(Figure record extracts)
::::

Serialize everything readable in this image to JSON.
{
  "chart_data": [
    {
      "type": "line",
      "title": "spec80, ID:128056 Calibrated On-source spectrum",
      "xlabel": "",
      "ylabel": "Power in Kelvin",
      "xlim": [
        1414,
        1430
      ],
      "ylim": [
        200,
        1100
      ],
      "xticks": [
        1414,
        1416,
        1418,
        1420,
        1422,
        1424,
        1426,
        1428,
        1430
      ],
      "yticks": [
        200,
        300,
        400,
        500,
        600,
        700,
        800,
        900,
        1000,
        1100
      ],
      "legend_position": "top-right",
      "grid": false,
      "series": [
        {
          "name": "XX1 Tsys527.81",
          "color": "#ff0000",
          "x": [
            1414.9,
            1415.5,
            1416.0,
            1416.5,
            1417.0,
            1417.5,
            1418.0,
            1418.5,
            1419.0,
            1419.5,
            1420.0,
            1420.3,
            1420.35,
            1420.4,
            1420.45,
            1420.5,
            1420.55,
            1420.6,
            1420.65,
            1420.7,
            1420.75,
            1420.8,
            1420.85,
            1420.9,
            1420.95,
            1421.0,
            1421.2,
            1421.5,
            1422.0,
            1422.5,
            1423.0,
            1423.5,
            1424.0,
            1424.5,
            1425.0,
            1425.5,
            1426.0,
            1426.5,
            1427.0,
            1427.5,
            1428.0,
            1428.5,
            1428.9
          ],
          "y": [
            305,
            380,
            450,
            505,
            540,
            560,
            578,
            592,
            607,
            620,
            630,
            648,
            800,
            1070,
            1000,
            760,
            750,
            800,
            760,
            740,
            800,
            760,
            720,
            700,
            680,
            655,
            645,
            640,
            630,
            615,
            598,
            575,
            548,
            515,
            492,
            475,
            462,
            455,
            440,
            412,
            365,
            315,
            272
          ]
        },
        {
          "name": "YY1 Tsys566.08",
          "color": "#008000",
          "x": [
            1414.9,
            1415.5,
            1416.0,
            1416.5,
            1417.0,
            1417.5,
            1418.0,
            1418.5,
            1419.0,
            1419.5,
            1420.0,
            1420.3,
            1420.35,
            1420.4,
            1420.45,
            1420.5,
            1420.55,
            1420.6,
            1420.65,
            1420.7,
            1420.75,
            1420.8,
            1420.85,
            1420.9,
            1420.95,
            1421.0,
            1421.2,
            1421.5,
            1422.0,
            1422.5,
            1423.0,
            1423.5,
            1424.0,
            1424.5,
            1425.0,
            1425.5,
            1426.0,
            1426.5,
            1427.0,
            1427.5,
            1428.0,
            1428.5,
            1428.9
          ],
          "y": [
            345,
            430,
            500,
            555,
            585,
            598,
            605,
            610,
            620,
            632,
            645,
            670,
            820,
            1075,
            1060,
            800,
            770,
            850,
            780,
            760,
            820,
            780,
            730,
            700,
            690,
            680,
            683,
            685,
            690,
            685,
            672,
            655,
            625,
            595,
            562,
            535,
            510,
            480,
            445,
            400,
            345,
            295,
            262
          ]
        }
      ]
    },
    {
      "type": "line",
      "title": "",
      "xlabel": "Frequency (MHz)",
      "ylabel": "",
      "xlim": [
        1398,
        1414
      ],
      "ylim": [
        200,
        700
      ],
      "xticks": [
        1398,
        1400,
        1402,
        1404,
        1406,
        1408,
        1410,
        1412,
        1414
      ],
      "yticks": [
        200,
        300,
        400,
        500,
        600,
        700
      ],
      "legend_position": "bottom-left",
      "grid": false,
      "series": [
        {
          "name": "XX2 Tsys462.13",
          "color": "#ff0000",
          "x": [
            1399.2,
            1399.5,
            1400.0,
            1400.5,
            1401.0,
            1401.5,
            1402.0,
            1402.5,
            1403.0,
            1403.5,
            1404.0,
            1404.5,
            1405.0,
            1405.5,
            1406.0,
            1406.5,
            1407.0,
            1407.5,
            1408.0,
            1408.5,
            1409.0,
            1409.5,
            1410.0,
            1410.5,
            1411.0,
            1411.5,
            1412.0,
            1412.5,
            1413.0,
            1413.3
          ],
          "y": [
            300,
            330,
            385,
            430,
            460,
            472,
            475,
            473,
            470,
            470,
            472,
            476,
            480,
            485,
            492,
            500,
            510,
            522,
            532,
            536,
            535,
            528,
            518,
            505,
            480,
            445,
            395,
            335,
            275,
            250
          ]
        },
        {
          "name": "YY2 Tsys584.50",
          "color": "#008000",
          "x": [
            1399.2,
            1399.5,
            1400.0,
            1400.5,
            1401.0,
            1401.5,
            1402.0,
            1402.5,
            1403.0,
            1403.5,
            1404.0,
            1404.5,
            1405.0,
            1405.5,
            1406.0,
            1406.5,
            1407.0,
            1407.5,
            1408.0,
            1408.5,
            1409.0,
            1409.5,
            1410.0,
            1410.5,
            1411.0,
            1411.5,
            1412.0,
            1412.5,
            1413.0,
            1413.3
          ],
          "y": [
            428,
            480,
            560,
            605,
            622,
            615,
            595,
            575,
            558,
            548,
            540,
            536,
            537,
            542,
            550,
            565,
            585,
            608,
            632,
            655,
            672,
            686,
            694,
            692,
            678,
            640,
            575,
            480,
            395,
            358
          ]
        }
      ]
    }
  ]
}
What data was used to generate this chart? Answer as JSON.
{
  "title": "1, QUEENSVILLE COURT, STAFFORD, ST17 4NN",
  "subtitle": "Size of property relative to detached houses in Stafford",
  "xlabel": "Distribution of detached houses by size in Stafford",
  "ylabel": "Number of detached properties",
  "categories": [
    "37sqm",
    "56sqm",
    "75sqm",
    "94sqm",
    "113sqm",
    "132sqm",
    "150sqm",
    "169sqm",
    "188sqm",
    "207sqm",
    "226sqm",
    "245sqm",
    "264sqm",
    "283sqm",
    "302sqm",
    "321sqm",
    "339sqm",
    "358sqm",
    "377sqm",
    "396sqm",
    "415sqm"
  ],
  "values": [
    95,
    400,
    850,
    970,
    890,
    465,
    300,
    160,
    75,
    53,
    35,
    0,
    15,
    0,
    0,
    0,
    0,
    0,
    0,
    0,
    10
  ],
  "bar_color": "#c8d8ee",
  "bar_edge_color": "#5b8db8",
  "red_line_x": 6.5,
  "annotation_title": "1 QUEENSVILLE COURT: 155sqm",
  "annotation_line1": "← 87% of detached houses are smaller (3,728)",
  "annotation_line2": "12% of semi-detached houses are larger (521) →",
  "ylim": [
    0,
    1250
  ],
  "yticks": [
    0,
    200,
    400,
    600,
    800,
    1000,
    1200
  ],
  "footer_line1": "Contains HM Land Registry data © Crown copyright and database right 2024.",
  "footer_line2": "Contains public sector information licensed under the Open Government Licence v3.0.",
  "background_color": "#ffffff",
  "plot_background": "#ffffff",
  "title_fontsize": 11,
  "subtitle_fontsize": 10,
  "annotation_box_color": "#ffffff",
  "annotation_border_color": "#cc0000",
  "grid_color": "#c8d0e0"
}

::::

## [Instructions for the task]
Keep only those lines of the records that hold "JSON", and return them.

## [Written response]
Serialize everything readable in this image to JSON.
What data was used to generate this chart? Answer as JSON.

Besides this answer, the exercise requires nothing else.